-- Begin --
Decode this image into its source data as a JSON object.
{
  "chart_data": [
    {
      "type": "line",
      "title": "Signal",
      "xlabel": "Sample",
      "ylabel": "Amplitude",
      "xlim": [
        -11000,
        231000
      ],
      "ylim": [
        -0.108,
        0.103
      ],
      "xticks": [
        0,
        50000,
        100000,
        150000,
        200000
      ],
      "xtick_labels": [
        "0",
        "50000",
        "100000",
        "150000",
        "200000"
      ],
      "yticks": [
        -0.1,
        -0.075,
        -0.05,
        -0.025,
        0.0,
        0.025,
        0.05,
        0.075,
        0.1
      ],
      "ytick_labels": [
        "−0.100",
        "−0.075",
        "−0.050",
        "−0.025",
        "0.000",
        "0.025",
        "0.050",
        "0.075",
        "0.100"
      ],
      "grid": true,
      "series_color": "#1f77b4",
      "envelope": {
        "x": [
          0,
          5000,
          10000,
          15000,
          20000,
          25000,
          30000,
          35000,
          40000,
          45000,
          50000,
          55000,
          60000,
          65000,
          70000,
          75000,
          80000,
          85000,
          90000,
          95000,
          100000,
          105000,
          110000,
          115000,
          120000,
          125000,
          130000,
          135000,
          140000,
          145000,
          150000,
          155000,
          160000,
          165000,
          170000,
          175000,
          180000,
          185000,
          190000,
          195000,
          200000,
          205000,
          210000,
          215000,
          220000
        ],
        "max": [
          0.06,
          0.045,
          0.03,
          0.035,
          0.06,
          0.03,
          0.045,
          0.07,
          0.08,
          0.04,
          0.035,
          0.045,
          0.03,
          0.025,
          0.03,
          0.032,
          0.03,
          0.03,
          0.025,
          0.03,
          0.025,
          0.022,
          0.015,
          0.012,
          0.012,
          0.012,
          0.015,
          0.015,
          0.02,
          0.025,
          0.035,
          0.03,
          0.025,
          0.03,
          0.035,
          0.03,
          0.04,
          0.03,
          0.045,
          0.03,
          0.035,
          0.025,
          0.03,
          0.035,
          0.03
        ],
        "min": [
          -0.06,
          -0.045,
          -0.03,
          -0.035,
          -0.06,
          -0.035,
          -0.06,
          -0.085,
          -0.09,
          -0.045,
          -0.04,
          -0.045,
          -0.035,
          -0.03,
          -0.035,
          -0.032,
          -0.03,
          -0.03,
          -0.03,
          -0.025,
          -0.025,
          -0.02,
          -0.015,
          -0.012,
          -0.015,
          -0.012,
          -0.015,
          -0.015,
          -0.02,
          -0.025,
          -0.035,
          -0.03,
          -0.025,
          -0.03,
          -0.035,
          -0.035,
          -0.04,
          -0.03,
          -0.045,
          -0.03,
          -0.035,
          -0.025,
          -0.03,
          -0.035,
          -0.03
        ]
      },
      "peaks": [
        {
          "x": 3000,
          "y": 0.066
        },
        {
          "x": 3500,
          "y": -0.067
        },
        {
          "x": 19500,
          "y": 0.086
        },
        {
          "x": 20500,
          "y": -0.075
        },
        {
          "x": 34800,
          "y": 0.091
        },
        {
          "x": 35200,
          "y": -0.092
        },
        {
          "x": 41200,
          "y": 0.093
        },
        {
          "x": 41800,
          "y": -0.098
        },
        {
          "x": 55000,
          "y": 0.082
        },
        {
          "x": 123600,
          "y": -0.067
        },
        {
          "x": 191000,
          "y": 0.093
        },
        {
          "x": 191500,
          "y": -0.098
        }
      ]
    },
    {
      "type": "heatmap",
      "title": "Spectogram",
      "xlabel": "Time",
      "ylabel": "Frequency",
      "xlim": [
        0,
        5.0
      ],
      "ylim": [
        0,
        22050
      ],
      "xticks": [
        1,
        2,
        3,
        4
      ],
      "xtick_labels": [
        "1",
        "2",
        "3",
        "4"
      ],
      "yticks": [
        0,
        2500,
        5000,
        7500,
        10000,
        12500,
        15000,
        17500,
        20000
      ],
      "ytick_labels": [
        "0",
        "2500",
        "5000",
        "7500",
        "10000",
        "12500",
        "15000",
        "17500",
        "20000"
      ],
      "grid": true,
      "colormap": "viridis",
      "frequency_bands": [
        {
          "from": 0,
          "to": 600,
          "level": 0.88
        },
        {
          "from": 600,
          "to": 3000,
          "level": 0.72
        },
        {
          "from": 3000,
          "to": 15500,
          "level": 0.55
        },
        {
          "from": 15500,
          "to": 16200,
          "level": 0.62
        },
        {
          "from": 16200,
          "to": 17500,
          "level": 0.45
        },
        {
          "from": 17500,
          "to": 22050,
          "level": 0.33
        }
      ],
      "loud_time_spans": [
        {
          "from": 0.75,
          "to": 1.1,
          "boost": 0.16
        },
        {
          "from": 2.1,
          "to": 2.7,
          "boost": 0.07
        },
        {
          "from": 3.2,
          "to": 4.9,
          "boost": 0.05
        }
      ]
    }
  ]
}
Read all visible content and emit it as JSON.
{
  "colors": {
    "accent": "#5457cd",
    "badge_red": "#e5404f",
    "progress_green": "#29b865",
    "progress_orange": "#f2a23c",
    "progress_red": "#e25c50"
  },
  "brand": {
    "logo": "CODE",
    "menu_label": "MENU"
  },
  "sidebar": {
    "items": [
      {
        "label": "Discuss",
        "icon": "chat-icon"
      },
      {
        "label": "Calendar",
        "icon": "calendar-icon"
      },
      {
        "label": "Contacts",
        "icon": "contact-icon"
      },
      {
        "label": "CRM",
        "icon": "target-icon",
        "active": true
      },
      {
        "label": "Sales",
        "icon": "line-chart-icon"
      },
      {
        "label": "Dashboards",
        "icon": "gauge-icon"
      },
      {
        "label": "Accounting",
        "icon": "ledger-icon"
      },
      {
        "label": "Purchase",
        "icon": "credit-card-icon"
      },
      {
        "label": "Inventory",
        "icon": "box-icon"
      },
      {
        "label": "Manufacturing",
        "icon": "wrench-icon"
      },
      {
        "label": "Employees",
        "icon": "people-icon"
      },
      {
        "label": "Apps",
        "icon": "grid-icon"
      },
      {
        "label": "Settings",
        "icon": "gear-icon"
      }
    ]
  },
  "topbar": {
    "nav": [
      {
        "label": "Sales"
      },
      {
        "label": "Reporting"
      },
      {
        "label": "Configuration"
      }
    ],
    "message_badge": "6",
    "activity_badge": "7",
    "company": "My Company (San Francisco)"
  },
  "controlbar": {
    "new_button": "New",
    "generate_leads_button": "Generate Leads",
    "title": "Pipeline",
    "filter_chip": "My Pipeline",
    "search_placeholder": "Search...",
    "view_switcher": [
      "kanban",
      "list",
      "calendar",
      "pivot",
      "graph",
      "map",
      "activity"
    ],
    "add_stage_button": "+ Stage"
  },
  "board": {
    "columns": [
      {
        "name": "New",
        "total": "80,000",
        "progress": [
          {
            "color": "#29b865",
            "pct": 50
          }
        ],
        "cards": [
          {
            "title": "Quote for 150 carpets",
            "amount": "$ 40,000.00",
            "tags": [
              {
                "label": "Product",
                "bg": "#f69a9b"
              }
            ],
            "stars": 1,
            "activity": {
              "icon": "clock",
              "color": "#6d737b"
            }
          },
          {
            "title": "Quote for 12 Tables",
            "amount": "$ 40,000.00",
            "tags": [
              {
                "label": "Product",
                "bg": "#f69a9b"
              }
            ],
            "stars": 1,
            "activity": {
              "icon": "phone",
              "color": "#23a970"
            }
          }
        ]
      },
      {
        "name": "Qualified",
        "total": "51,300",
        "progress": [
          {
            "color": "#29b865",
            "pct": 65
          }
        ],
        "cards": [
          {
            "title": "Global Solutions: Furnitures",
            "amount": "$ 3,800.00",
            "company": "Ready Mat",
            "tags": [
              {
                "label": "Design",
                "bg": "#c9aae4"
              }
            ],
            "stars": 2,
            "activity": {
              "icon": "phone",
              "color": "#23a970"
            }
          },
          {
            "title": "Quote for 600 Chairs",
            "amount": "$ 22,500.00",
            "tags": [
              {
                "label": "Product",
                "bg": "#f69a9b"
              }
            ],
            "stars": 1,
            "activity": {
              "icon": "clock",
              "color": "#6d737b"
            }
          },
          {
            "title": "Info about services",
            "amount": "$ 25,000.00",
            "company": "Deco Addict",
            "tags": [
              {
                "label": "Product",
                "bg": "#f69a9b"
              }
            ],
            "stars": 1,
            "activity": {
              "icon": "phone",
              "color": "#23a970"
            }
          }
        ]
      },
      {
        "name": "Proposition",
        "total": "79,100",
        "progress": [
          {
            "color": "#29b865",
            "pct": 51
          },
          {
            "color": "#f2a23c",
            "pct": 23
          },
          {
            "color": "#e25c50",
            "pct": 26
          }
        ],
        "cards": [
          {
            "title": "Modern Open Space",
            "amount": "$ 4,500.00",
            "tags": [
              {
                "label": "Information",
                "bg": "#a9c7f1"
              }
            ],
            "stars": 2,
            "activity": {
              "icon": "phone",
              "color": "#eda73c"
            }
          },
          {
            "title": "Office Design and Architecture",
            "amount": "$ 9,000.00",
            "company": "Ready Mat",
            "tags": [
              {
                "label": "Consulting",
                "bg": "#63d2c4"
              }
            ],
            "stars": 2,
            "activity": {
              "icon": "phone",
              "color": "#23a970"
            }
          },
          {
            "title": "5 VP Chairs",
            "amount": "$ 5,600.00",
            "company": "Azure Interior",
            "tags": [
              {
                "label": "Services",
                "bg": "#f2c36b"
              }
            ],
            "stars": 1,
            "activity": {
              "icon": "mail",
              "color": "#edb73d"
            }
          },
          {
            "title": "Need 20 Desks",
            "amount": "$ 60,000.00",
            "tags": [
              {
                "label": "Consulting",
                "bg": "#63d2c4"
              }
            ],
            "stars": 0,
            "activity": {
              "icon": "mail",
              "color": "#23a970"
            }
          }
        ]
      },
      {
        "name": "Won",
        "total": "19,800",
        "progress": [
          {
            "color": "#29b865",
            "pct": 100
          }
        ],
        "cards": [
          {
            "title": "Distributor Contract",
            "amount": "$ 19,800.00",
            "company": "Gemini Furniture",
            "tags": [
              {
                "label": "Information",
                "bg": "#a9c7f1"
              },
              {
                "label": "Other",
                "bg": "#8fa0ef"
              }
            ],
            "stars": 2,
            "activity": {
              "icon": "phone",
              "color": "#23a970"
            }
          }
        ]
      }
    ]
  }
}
-- End --
Exercise description:
Within the data above, pick out all lines holding the word "name".

Expected output:
        "name": "New",
        "name": "Qualified",
        "name": "Proposition",
        "name": "Won",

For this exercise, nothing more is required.